## [REQUIRED WORK]
Copy all lines below containing "successores".

Saved entries
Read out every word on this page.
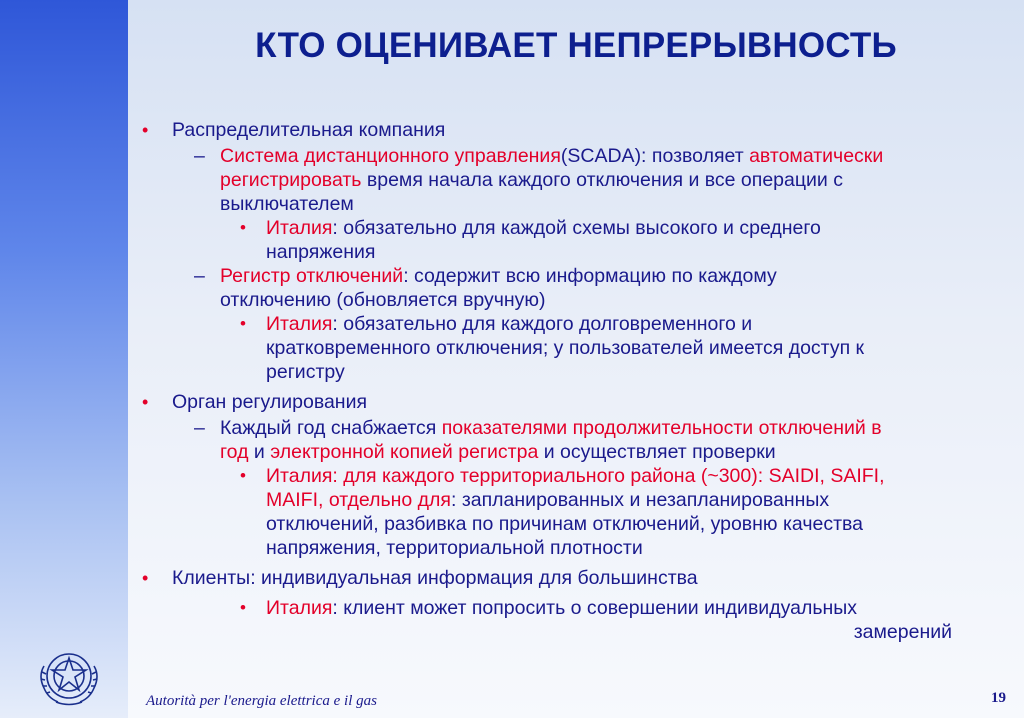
КТО ОЦЕНИВАЕТ НЕПРЕРЫВНОСТЬ
• Распределительная компания
– Система дистанционного управления(SCADA): позволяет автоматически
регистрировать время начала каждого отключения и все операции с
выключателем
• Италия: обязательно для каждой схемы высокого и среднего
напряжения
– Регистр отключений: содержит всю информацию по каждому
отключению (обновляется вручную)
• Италия: обязательно для каждого долговременного и
кратковременного отключения; у пользователей имеется доступ к
регистру
• Орган регулирования
– Каждый год снабжается показателями продолжительности отключений в
год и электронной копией регистра и осуществляет проверки
• Италия: для каждого территориального района (~300): SAIDI, SAIFI,
MAIFI, отдельно для: запланированных и незапланированных
отключений, разбивка по причинам отключений, уровню качества
напряжения, территориальной плотности
• Клиенты: индивидуальная информация для большинства
• Италия: клиент может попросить о совершении индивидуальных
замерений
Autorità per l'energia elettrica e il gas	19
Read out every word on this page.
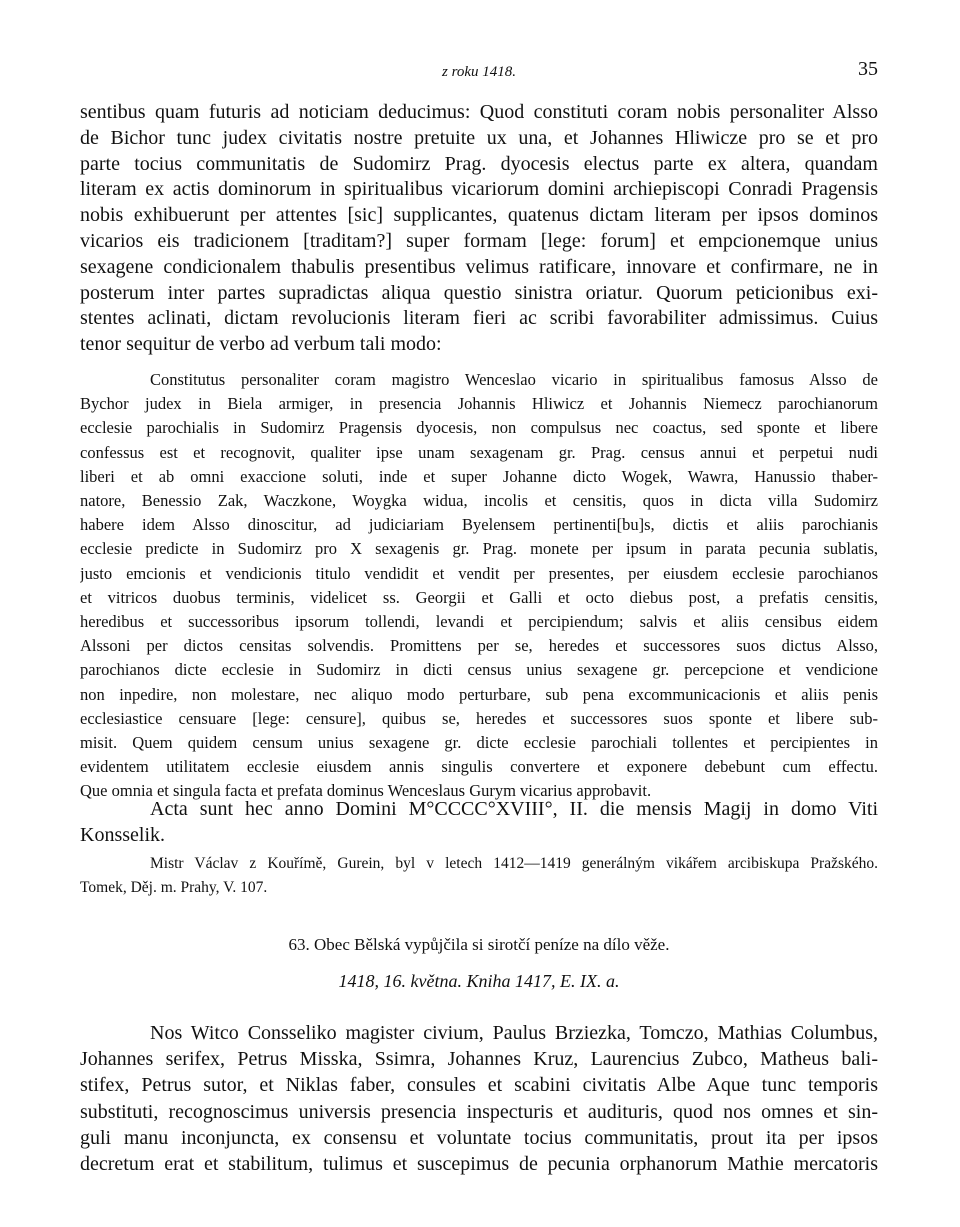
z roku 1418.	35
sentibus quam futuris ad noticiam deducimus: Quod constituti coram nobis personaliter Alsso
de Bichor tunc judex civitatis nostre pretuite ux una, et Johannes Hliwicze pro se et pro
parte tocius communitatis de Sudomirz Prag. dyocesis electus parte ex altera, quandam
literam ex actis dominorum in spiritualibus vicariorum domini archiepiscopi Conradi Pragensis
nobis exhibuerunt per attentes [sic] supplicantes, quatenus dictam literam per ipsos dominos
vicarios eis tradicionem [traditam?] super formam [lege: forum] et empcionemque unius
sexagene condicionalem thabulis presentibus velimus ratificare, innovare et confirmare, ne in
posterum inter partes supradictas aliqua questio sinistra oriatur. Quorum peticionibus exi-
stentes aclinati, dictam revolucionis literam fieri ac scribi favorabiliter admissimus. Cuius
tenor sequitur de verbo ad verbum tali modo:
Constitutus personaliter coram magistro Wenceslao vicario in spiritualibus famosus Alsso de
Bychor judex in Biela armiger, in presencia Johannis Hliwicz et Johannis Niemecz parochianorum
ecclesie parochialis in Sudomirz Pragensis dyocesis, non compulsus nec coactus, sed sponte et libere
confessus est et recognovit, qualiter ipse unam sexagenam gr. Prag. census annui et perpetui nudi
liberi et ab omni exaccione soluti, inde et super Johanne dicto Wogek, Wawra, Hanussio thaber-
natore, Benessio Zak, Waczkone, Woygka widua, incolis et censitis, quos in dicta villa Sudomirz
habere idem Alsso dinoscitur, ad judiciariam Byelensem pertinenti[bu]s, dictis et aliis parochianis
ecclesie predicte in Sudomirz pro X sexagenis gr. Prag. monete per ipsum in parata pecunia sublatis,
justo emcionis et vendicionis titulo vendidit et vendit per presentes, per eiusdem ecclesie parochianos
et vitricos duobus terminis, videlicet ss. Georgii et Galli et octo diebus post, a prefatis censitis,
heredibus et successoribus ipsorum tollendi, levandi et percipiendum; salvis et aliis censibus eidem
Alssoni per dictos censitas solvendis. Promittens per se, heredes et successores suos dictus Alsso,
parochianos dicte ecclesie in Sudomirz in dicti census unius sexagene gr. percepcione et vendicione
non inpedire, non molestare, nec aliquo modo perturbare, sub pena excommunicacionis et aliis penis
ecclesiastice censuare [lege: censure], quibus se, heredes et successores suos sponte et libere sub-
misit. Quem quidem censum unius sexagene gr. dicte ecclesie parochiali tollentes et percipientes in
evidentem utilitatem ecclesie eiusdem annis singulis convertere et exponere debebunt cum effectu.
Que omnia et singula facta et prefata dominus Wenceslaus Gurym vicarius approbavit.
Acta sunt hec anno Domini M°CCCC°XVIII°, II. die mensis Magij in domo Viti
Konsselik.
Mistr Václav z Kouřímě, Gurein, byl v letech 1412—1419 generálným vikářem arcibiskupa Pražského.
Tomek, Děj. m. Prahy, V. 107.
63. Obec Bělská vypůjčila si sirotčí peníze na dílo věže.
1418, 16. května. Kniha 1417, E. IX. a.
Nos Witco Consseliko magister civium, Paulus Brziezka, Tomczo, Mathias Columbus,
Johannes serifex, Petrus Misska, Ssimra, Johannes Kruz, Laurencius Zubco, Matheus bali-
stifex, Petrus sutor, et Niklas faber, consules et scabini civitatis Albe Aque tunc temporis
substituti, recognoscimus universis presencia inspecturis et audituris, quod nos omnes et sin-
guli manu inconjuncta, ex consensu et voluntate tocius communitatis, prout ita per ipsos
decretum erat et stabilitum, tulimus et suscepimus de pecunia orphanorum Mathie mercatoris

## [RESPONSE]
Alssoni per dictos censitas solvendis. Promittens per se, heredes et successores suos dictus Alsso,
ecclesiastice censuare [lege: censure], quibus se, heredes et successores suos sponte et libere sub-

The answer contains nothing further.